[Instruction] Turn the items, from their first line up to and including the line with "video-file-icon — [16, 258, 29, 272]", into a JSON list of strings with one string per line and no blank lines. Leave out every other line.

==== Material for the task ====

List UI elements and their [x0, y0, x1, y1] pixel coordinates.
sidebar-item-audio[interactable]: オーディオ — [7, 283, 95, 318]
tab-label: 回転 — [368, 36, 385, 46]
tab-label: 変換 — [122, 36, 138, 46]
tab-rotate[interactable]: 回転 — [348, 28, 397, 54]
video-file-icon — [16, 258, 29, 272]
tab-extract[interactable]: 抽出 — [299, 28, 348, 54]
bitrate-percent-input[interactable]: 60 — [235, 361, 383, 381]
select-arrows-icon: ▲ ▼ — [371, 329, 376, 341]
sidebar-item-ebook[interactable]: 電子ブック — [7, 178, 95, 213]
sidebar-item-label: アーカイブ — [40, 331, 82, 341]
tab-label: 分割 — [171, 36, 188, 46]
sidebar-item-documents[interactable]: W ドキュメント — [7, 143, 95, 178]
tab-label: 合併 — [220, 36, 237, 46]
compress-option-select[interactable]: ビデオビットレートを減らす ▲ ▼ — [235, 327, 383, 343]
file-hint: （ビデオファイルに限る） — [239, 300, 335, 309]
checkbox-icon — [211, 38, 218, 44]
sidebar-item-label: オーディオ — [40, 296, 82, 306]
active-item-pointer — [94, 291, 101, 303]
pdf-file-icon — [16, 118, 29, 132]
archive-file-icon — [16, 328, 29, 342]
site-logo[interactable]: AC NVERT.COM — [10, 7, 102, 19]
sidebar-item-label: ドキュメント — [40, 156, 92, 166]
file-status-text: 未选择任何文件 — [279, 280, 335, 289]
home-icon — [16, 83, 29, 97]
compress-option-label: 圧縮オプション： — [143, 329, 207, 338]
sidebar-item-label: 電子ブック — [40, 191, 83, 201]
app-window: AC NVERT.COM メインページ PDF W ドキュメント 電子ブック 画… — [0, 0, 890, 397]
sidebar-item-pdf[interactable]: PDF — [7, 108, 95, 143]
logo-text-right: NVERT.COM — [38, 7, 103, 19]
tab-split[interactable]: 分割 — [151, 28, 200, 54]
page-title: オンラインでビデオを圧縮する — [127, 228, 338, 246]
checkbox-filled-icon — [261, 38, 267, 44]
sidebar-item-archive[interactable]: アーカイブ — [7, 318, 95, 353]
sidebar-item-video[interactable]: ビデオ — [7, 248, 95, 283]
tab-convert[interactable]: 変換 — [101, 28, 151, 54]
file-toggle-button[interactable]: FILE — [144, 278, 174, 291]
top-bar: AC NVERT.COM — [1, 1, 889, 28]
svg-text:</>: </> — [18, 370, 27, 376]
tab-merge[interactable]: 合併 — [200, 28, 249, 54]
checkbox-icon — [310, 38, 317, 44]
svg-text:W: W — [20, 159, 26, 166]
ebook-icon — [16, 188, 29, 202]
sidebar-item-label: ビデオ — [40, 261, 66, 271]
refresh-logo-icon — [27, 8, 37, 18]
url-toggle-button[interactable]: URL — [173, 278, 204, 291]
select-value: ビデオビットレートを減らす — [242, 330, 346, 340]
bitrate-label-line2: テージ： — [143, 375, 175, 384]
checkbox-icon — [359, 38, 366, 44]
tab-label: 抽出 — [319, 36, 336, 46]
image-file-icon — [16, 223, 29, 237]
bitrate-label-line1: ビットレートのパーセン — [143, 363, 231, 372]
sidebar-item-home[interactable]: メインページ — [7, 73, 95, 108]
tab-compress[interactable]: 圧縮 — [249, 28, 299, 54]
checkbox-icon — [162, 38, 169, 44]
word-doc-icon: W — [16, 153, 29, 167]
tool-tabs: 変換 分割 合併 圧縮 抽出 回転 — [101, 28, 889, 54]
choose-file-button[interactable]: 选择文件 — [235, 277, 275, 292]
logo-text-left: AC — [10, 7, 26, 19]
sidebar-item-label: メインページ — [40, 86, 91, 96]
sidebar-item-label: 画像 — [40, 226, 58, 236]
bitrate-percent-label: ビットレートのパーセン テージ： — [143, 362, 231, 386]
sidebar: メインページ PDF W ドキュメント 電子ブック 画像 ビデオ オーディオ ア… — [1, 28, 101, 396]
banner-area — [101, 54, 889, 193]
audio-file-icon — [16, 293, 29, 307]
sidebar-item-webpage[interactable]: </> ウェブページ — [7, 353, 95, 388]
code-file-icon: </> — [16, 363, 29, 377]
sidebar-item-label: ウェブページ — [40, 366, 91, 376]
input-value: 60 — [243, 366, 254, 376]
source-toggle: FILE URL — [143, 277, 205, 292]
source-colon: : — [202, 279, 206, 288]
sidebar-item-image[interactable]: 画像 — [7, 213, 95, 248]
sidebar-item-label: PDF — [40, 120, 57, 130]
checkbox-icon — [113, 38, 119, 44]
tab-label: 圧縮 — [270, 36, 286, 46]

====

[Result of this exercise]
[
  "List UI elements and their [x0, y0, x1, y1] pixel coordinates.",
  "sidebar-item-audio[interactable]: オーディオ — [7, 283, 95, 318]",
  "tab-label: 回転 — [368, 36, 385, 46]",
  "tab-label: 変換 — [122, 36, 138, 46]",
  "tab-rotate[interactable]: 回転 — [348, 28, 397, 54]",
  "video-file-icon — [16, 258, 29, 272]"
]